_TASK OBJECTIVE_. Return the entries verbatim and drop every picture.
** start **
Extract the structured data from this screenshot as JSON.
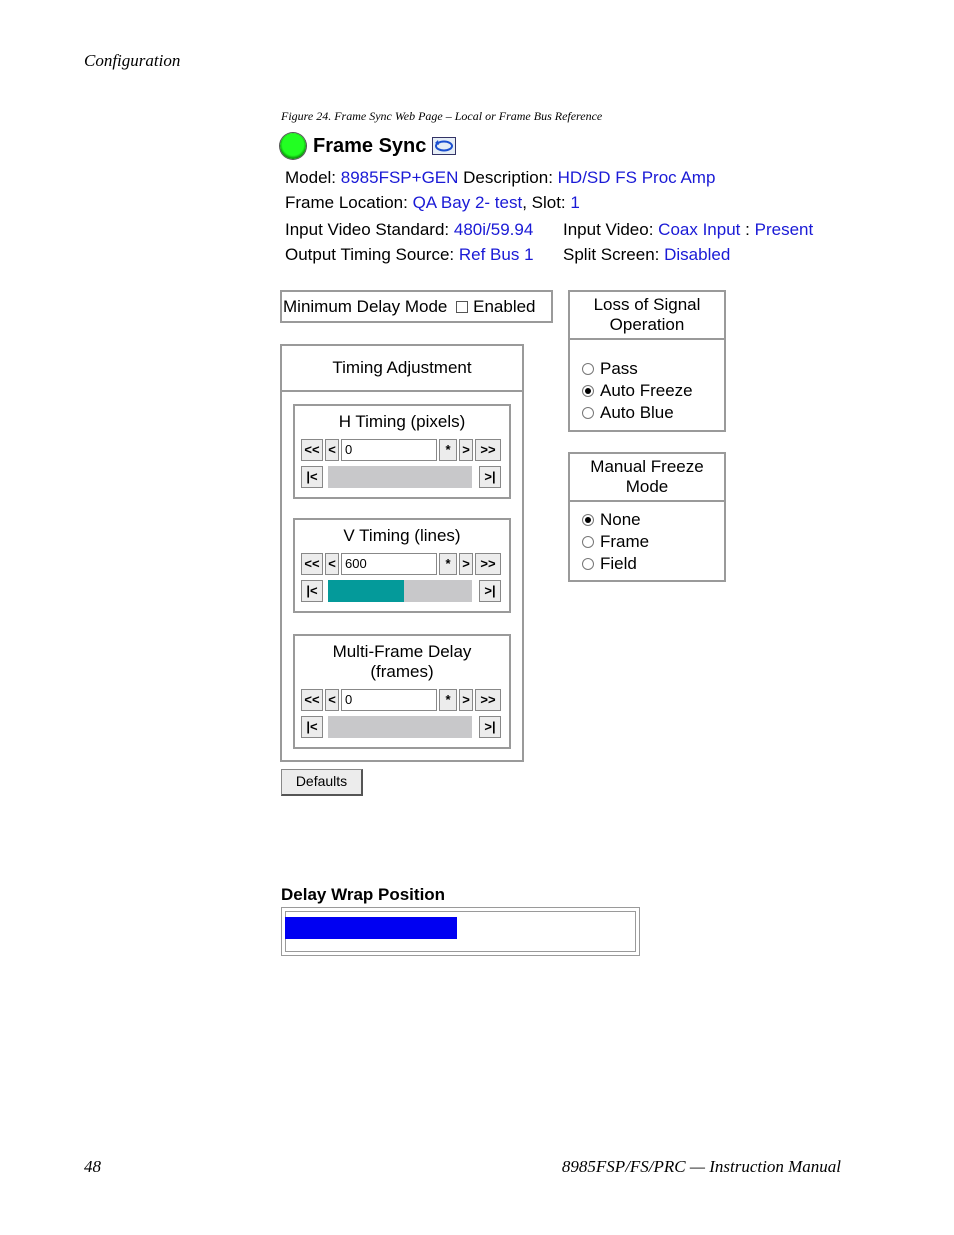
{
  "page": {
    "running_head": "Configuration",
    "caption": "Figure 24.  Frame Sync Web Page – Local or Frame Bus Reference",
    "page_number": "48",
    "footer_title": "8985FSP/FS/PRC — Instruction Manual"
  },
  "header": {
    "title": "Frame Sync",
    "icons": {
      "status": "status-led-green",
      "refresh": "refresh-icon"
    },
    "status_color": "#22ff22"
  },
  "info": {
    "model_label": "Model:",
    "model_value": "8985FSP+GEN",
    "description_label": "Description:",
    "description_value": "HD/SD FS Proc Amp",
    "frame_location_label": "Frame Location:",
    "frame_location_value": "QA Bay 2- test",
    "slot_label": ", Slot:",
    "slot_value": "1",
    "input_standard_label": "Input Video Standard:",
    "input_standard_value": "480i/59.94",
    "input_video_label": "Input Video:",
    "input_video_value": "Coax Input",
    "input_video_sep": ":",
    "input_video_status": "Present",
    "output_timing_label": "Output Timing Source:",
    "output_timing_value": "Ref Bus 1",
    "split_screen_label": "Split Screen:",
    "split_screen_value": "Disabled",
    "link_color": "#1a1ad6"
  },
  "min_delay": {
    "label": "Minimum Delay Mode",
    "checkbox_label": "Enabled",
    "checked": false
  },
  "timing": {
    "title": "Timing Adjustment",
    "buttons": {
      "fast_back": "<<",
      "back": "<",
      "reset": "*",
      "fwd": ">",
      "fast_fwd": ">>",
      "min": "|<",
      "max": ">|"
    },
    "h": {
      "label": "H Timing (pixels)",
      "value": "0",
      "fill_fraction": 0
    },
    "v": {
      "label": "V Timing (lines)",
      "value": "600",
      "fill_fraction": 0.53
    },
    "mf": {
      "label_line1": "Multi-Frame Delay",
      "label_line2": "(frames)",
      "value": "0",
      "fill_fraction": 0
    },
    "fill_color": "#049a9a"
  },
  "los": {
    "title_line1": "Loss of Signal",
    "title_line2": "Operation",
    "options": [
      "Pass",
      "Auto Freeze",
      "Auto Blue"
    ],
    "selected": 1
  },
  "mfm": {
    "title_line1": "Manual Freeze",
    "title_line2": "Mode",
    "options": [
      "None",
      "Frame",
      "Field"
    ],
    "selected": 0
  },
  "defaults": {
    "label": "Defaults"
  },
  "delay_wrap": {
    "label": "Delay Wrap Position",
    "fraction": 0.49,
    "color": "#0000f2"
  }
}
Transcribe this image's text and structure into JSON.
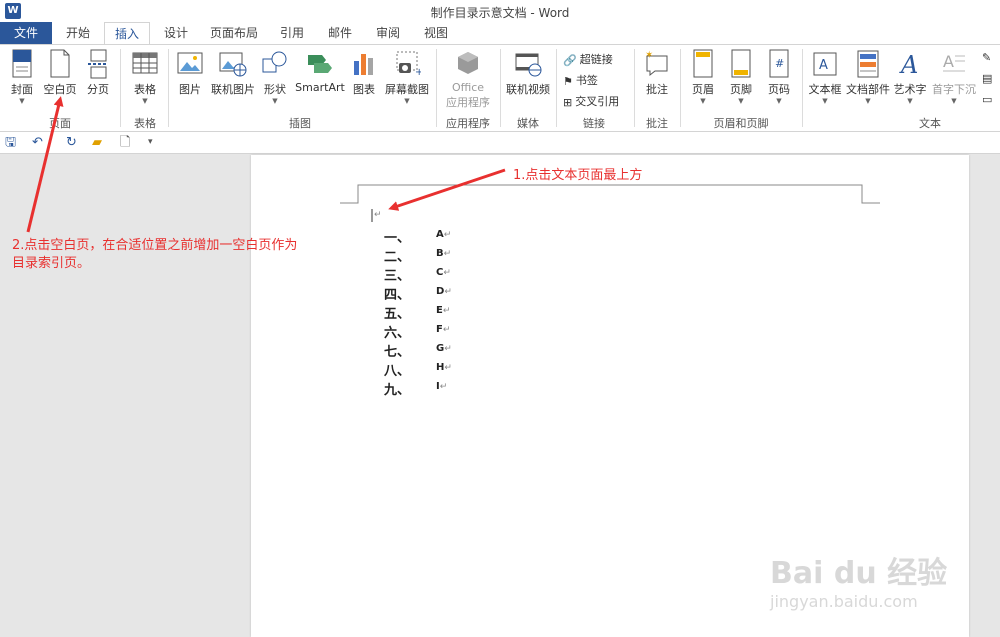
{
  "window": {
    "title": "制作目录示意文档 - Word",
    "logo": "W"
  },
  "tabs": [
    {
      "label": "文件"
    },
    {
      "label": "开始"
    },
    {
      "label": "插入"
    },
    {
      "label": "设计"
    },
    {
      "label": "页面布局"
    },
    {
      "label": "引用"
    },
    {
      "label": "邮件"
    },
    {
      "label": "审阅"
    },
    {
      "label": "视图"
    }
  ],
  "active_tab": "插入",
  "ribbon": {
    "pages": {
      "cover": "封面",
      "blank": "空白页",
      "break": "分页",
      "group": "页面"
    },
    "tables": {
      "table": "表格",
      "group": "表格"
    },
    "illustrations": {
      "picture": "图片",
      "online_picture": "联机图片",
      "shapes": "形状",
      "smartart": "SmartArt",
      "chart": "图表",
      "screenshot": "屏幕截图",
      "group": "插图"
    },
    "apps": {
      "office_line1": "Office",
      "office_line2": "应用程序",
      "group": "应用程序"
    },
    "media": {
      "online_video": "联机视频",
      "group": "媒体"
    },
    "links": {
      "hyperlink": "超链接",
      "bookmark": "书签",
      "cross_ref": "交叉引用",
      "group": "链接"
    },
    "comments": {
      "comment": "批注",
      "group": "批注"
    },
    "header_footer": {
      "header": "页眉",
      "footer": "页脚",
      "page_number": "页码",
      "group": "页眉和页脚"
    },
    "text": {
      "textbox": "文本框",
      "quick_parts": "文档部件",
      "wordart": "艺术字",
      "dropcap": "首字下沉",
      "group": "文本"
    }
  },
  "document": {
    "items": [
      {
        "num": "一、",
        "letter": "A"
      },
      {
        "num": "二、",
        "letter": "B"
      },
      {
        "num": "三、",
        "letter": "C"
      },
      {
        "num": "四、",
        "letter": "D"
      },
      {
        "num": "五、",
        "letter": "E"
      },
      {
        "num": "六、",
        "letter": "F"
      },
      {
        "num": "七、",
        "letter": "G"
      },
      {
        "num": "八、",
        "letter": "H"
      },
      {
        "num": "九、",
        "letter": "I"
      }
    ]
  },
  "annotations": {
    "step1": "1.点击文本页面最上方",
    "step2_line1": "2.点击空白页，在合适位置之前增加一空白页作为",
    "step2_line2": "目录索引页。",
    "color": "#e8302f"
  },
  "watermark": {
    "brand": "Bai du 经验",
    "url": "jingyan.baidu.com"
  },
  "colors": {
    "accent": "#2b579a",
    "annotation": "#e8302f"
  }
}
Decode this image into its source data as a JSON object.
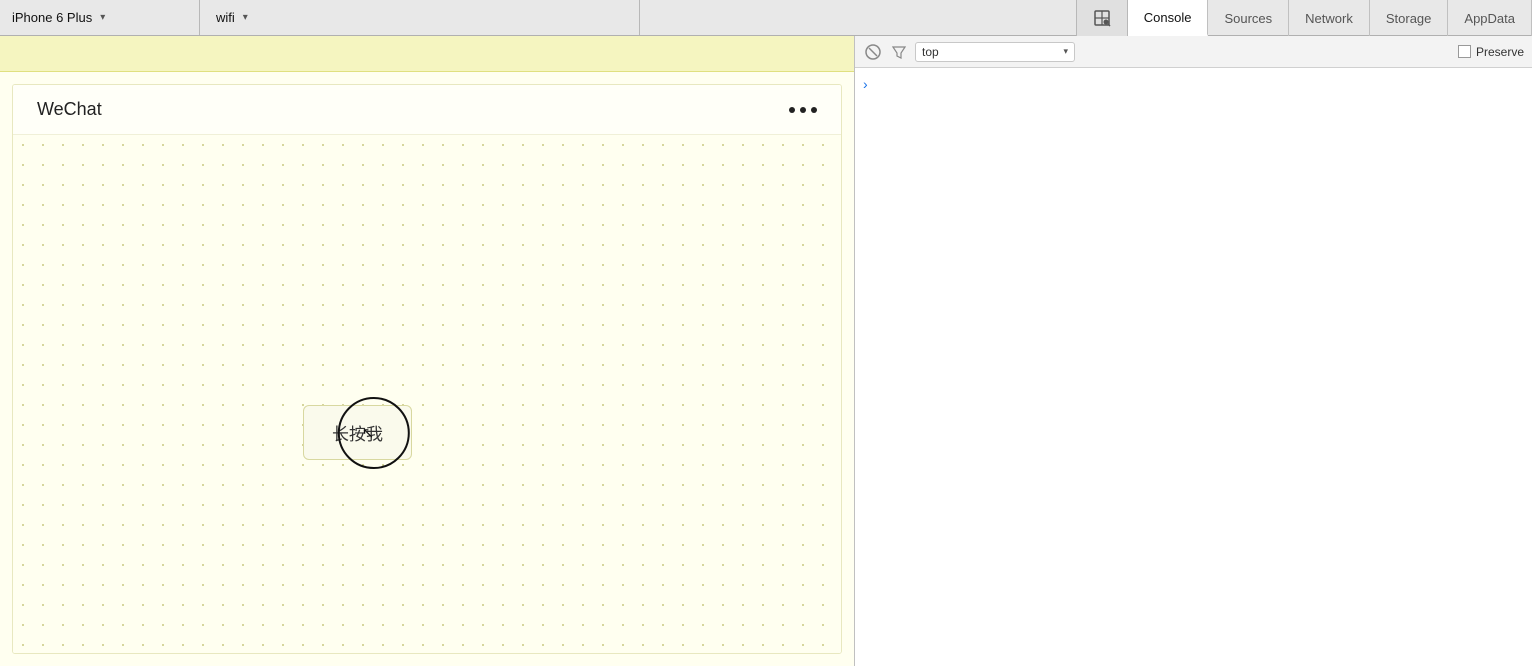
{
  "toolbar": {
    "device": "iPhone 6 Plus",
    "network": "wifi",
    "inspector_icon": "▣"
  },
  "devtools": {
    "tabs": [
      {
        "id": "console",
        "label": "Console",
        "active": true
      },
      {
        "id": "sources",
        "label": "Sources",
        "active": false
      },
      {
        "id": "network",
        "label": "Network",
        "active": false
      },
      {
        "id": "storage",
        "label": "Storage",
        "active": false
      },
      {
        "id": "appdata",
        "label": "AppData",
        "active": false
      }
    ]
  },
  "console": {
    "clear_button": "🚫",
    "filter_icon": "⛛",
    "filter_value": "top",
    "dropdown_arrow": "▾",
    "preserve_label": "Preserve",
    "arrow": "›"
  },
  "simulator": {
    "app_title": "WeChat",
    "dots": [
      "•",
      "•",
      "•"
    ],
    "longpress_text": "长按我",
    "status_bar": ""
  }
}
** end **
_RESPONSE BELOW_.
Extract the structured data from this screenshot as JSON.
{
  "page": {
    "running_head": "Configuration",
    "caption": "Figure 24.  Frame Sync Web Page – Local or Frame Bus Reference",
    "page_number": "48",
    "footer_title": "8985FSP/FS/PRC — Instruction Manual"
  },
  "header": {
    "title": "Frame Sync",
    "icons": {
      "status": "status-led-green",
      "refresh": "refresh-icon"
    },
    "status_color": "#22ff22"
  },
  "info": {
    "model_label": "Model:",
    "model_value": "8985FSP+GEN",
    "description_label": "Description:",
    "description_value": "HD/SD FS Proc Amp",
    "frame_location_label": "Frame Location:",
    "frame_location_value": "QA Bay 2- test",
    "slot_label": ", Slot:",
    "slot_value": "1",
    "input_standard_label": "Input Video Standard:",
    "input_standard_value": "480i/59.94",
    "input_video_label": "Input Video:",
    "input_video_value": "Coax Input",
    "input_video_sep": ":",
    "input_video_status": "Present",
    "output_timing_label": "Output Timing Source:",
    "output_timing_value": "Ref Bus 1",
    "split_screen_label": "Split Screen:",
    "split_screen_value": "Disabled",
    "link_color": "#1a1ad6"
  },
  "min_delay": {
    "label": "Minimum Delay Mode",
    "checkbox_label": "Enabled",
    "checked": false
  },
  "timing": {
    "title": "Timing Adjustment",
    "buttons": {
      "fast_back": "<<",
      "back": "<",
      "reset": "*",
      "fwd": ">",
      "fast_fwd": ">>",
      "min": "|<",
      "max": ">|"
    },
    "h": {
      "label": "H Timing (pixels)",
      "value": "0",
      "fill_fraction": 0
    },
    "v": {
      "label": "V Timing (lines)",
      "value": "600",
      "fill_fraction": 0.53
    },
    "mf": {
      "label_line1": "Multi-Frame Delay",
      "label_line2": "(frames)",
      "value": "0",
      "fill_fraction": 0
    },
    "fill_color": "#049a9a"
  },
  "los": {
    "title_line1": "Loss of Signal",
    "title_line2": "Operation",
    "options": [
      "Pass",
      "Auto Freeze",
      "Auto Blue"
    ],
    "selected": 1
  },
  "mfm": {
    "title_line1": "Manual Freeze",
    "title_line2": "Mode",
    "options": [
      "None",
      "Frame",
      "Field"
    ],
    "selected": 0
  },
  "defaults": {
    "label": "Defaults"
  },
  "delay_wrap": {
    "label": "Delay Wrap Position",
    "fraction": 0.49,
    "color": "#0000f2"
  }
}
Transcribe this image's text and structure into JSON.
{
  "window": {
    "title": "制作目录示意文档 - Word",
    "logo": "W"
  },
  "tabs": [
    {
      "label": "文件"
    },
    {
      "label": "开始"
    },
    {
      "label": "插入"
    },
    {
      "label": "设计"
    },
    {
      "label": "页面布局"
    },
    {
      "label": "引用"
    },
    {
      "label": "邮件"
    },
    {
      "label": "审阅"
    },
    {
      "label": "视图"
    }
  ],
  "active_tab": "插入",
  "ribbon": {
    "pages": {
      "cover": "封面",
      "blank": "空白页",
      "break": "分页",
      "group": "页面"
    },
    "tables": {
      "table": "表格",
      "group": "表格"
    },
    "illustrations": {
      "picture": "图片",
      "online_picture": "联机图片",
      "shapes": "形状",
      "smartart": "SmartArt",
      "chart": "图表",
      "screenshot": "屏幕截图",
      "group": "插图"
    },
    "apps": {
      "office_line1": "Office",
      "office_line2": "应用程序",
      "group": "应用程序"
    },
    "media": {
      "online_video": "联机视频",
      "group": "媒体"
    },
    "links": {
      "hyperlink": "超链接",
      "bookmark": "书签",
      "cross_ref": "交叉引用",
      "group": "链接"
    },
    "comments": {
      "comment": "批注",
      "group": "批注"
    },
    "header_footer": {
      "header": "页眉",
      "footer": "页脚",
      "page_number": "页码",
      "group": "页眉和页脚"
    },
    "text": {
      "textbox": "文本框",
      "quick_parts": "文档部件",
      "wordart": "艺术字",
      "dropcap": "首字下沉",
      "group": "文本"
    }
  },
  "document": {
    "items": [
      {
        "num": "一、",
        "letter": "A"
      },
      {
        "num": "二、",
        "letter": "B"
      },
      {
        "num": "三、",
        "letter": "C"
      },
      {
        "num": "四、",
        "letter": "D"
      },
      {
        "num": "五、",
        "letter": "E"
      },
      {
        "num": "六、",
        "letter": "F"
      },
      {
        "num": "七、",
        "letter": "G"
      },
      {
        "num": "八、",
        "letter": "H"
      },
      {
        "num": "九、",
        "letter": "I"
      }
    ]
  },
  "annotations": {
    "step1": "1.点击文本页面最上方",
    "step2_line1": "2.点击空白页，在合适位置之前增加一空白页作为",
    "step2_line2": "目录索引页。",
    "color": "#e8302f"
  },
  "watermark": {
    "brand": "Bai du 经验",
    "url": "jingyan.baidu.com"
  },
  "colors": {
    "accent": "#2b579a",
    "annotation": "#e8302f"
  }
}
Decode this image into its source data as a JSON object.
{
  "toolbar": {
    "device": "iPhone 6 Plus",
    "network": "wifi",
    "inspector_icon": "▣"
  },
  "devtools": {
    "tabs": [
      {
        "id": "console",
        "label": "Console",
        "active": true
      },
      {
        "id": "sources",
        "label": "Sources",
        "active": false
      },
      {
        "id": "network",
        "label": "Network",
        "active": false
      },
      {
        "id": "storage",
        "label": "Storage",
        "active": false
      },
      {
        "id": "appdata",
        "label": "AppData",
        "active": false
      }
    ]
  },
  "console": {
    "clear_button": "🚫",
    "filter_icon": "⛛",
    "filter_value": "top",
    "dropdown_arrow": "▾",
    "preserve_label": "Preserve",
    "arrow": "›"
  },
  "simulator": {
    "app_title": "WeChat",
    "dots": [
      "•",
      "•",
      "•"
    ],
    "longpress_text": "长按我",
    "status_bar": ""
  }
}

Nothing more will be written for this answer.